— begin Data records —

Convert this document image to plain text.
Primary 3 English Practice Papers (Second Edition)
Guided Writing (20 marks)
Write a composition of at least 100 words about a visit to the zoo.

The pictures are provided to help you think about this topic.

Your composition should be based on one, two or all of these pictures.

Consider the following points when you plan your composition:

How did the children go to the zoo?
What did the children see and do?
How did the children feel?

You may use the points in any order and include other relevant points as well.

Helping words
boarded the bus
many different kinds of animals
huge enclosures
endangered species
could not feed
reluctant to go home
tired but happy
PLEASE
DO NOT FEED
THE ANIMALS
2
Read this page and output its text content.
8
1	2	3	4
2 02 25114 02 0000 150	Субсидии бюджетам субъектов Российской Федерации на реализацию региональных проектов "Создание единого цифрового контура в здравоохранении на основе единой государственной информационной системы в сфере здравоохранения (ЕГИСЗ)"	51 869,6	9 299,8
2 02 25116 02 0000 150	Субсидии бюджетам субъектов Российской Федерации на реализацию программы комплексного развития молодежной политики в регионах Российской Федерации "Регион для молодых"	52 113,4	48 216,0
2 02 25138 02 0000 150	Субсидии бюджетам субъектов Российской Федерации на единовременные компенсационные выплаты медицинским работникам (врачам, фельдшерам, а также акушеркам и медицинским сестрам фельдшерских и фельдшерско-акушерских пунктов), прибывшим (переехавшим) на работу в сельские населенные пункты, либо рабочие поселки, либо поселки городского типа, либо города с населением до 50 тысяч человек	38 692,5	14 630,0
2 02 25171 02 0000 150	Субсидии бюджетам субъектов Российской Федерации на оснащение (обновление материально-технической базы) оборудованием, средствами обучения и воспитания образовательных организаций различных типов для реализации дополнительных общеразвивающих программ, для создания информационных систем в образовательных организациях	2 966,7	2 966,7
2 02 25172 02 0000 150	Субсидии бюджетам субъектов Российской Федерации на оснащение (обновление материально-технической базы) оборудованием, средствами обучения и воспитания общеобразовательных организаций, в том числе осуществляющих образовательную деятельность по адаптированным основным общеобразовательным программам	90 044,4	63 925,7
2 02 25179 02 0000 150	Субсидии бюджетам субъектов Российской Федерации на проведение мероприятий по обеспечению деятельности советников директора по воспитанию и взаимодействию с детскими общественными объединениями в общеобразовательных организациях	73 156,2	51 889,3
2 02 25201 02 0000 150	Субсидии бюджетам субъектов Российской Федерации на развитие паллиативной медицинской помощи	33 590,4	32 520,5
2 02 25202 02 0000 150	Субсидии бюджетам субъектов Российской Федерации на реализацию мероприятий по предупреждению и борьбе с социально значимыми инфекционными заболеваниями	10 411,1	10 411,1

— end Data records —

*Problem statement*. Copy the data above in full, character for character.

*Answer to the problem*.
Convert this document image to plain text.
Primary 3 English Practice Papers (Second Edition)
Guided Writing (20 marks)
Write a composition of at least 100 words about a visit to the zoo.

The pictures are provided to help you think about this topic.

Your composition should be based on one, two or all of these pictures.

Consider the following points when you plan your composition:

How did the children go to the zoo?
What did the children see and do?
How did the children feel?

You may use the points in any order and include other relevant points as well.

Helping words
boarded the bus
many different kinds of animals
huge enclosures
endangered species
could not feed
reluctant to go home
tired but happy
PLEASE
DO NOT FEED
THE ANIMALS
2
Read this page and output its text content.
8
1	2	3	4
2 02 25114 02 0000 150	Субсидии бюджетам субъектов Российской Федерации на реализацию региональных проектов "Создание единого цифрового контура в здравоохранении на основе единой государственной информационной системы в сфере здравоохранения (ЕГИСЗ)"	51 869,6	9 299,8
2 02 25116 02 0000 150	Субсидии бюджетам субъектов Российской Федерации на реализацию программы комплексного развития молодежной политики в регионах Российской Федерации "Регион для молодых"	52 113,4	48 216,0
2 02 25138 02 0000 150	Субсидии бюджетам субъектов Российской Федерации на единовременные компенсационные выплаты медицинским работникам (врачам, фельдшерам, а также акушеркам и медицинским сестрам фельдшерских и фельдшерско-акушерских пунктов), прибывшим (переехавшим) на работу в сельские населенные пункты, либо рабочие поселки, либо поселки городского типа, либо города с населением до 50 тысяч человек	38 692,5	14 630,0
2 02 25171 02 0000 150	Субсидии бюджетам субъектов Российской Федерации на оснащение (обновление материально-технической базы) оборудованием, средствами обучения и воспитания образовательных организаций различных типов для реализации дополнительных общеразвивающих программ, для создания информационных систем в образовательных организациях	2 966,7	2 966,7
2 02 25172 02 0000 150	Субсидии бюджетам субъектов Российской Федерации на оснащение (обновление материально-технической базы) оборудованием, средствами обучения и воспитания общеобразовательных организаций, в том числе осуществляющих образовательную деятельность по адаптированным основным общеобразовательным программам	90 044,4	63 925,7
2 02 25179 02 0000 150	Субсидии бюджетам субъектов Российской Федерации на проведение мероприятий по обеспечению деятельности советников директора по воспитанию и взаимодействию с детскими общественными объединениями в общеобразовательных организациях	73 156,2	51 889,3
2 02 25201 02 0000 150	Субсидии бюджетам субъектов Российской Федерации на развитие паллиативной медицинской помощи	33 590,4	32 520,5
2 02 25202 02 0000 150	Субсидии бюджетам субъектов Российской Федерации на реализацию мероприятий по предупреждению и борьбе с социально значимыми инфекционными заболеваниями	10 411,1	10 411,1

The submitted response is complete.